**STATED PROBLEM:** Check every line for the word "размеров" and give the number of lines where it occurs, nothing else.

[Stored items from a collection]
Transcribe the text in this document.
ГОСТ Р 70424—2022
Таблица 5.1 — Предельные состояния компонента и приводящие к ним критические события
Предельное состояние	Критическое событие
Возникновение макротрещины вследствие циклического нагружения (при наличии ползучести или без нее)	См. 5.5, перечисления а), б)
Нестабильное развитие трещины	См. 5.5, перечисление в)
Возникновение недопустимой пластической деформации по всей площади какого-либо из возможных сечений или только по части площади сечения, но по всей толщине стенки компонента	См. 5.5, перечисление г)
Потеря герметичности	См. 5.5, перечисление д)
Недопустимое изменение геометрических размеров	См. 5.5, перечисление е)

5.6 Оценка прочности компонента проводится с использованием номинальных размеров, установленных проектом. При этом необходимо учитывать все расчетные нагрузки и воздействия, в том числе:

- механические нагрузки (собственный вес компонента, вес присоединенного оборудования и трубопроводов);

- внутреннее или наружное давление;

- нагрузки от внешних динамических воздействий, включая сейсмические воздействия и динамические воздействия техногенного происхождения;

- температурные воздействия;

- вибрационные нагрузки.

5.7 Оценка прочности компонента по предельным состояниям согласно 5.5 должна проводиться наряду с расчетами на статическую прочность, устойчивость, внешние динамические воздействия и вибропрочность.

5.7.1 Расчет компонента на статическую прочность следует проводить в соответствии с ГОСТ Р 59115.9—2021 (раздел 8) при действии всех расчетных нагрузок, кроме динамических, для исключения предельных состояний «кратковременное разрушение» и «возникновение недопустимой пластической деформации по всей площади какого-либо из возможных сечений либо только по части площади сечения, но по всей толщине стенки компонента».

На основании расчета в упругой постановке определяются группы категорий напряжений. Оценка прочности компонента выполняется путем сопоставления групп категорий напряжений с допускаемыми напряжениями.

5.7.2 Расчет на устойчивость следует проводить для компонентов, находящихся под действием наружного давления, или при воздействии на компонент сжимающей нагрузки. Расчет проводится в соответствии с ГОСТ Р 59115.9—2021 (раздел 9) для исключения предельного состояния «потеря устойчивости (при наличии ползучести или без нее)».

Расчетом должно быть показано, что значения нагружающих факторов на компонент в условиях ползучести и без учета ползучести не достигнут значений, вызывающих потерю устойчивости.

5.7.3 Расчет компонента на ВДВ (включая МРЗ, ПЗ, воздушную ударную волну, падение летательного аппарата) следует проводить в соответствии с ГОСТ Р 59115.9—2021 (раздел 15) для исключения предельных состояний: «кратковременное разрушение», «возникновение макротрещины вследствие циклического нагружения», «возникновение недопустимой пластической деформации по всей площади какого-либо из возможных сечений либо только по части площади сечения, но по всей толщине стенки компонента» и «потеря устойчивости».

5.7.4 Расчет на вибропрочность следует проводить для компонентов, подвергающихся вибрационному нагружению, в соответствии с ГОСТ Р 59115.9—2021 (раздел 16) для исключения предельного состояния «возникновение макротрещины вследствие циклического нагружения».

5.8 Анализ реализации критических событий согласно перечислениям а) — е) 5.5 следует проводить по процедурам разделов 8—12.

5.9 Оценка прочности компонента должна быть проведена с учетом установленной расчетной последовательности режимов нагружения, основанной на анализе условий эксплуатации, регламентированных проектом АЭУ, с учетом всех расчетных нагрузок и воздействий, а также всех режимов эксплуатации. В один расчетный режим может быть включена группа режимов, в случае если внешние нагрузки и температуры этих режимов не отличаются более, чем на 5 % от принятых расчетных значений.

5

**TASK OUTPUT:** 2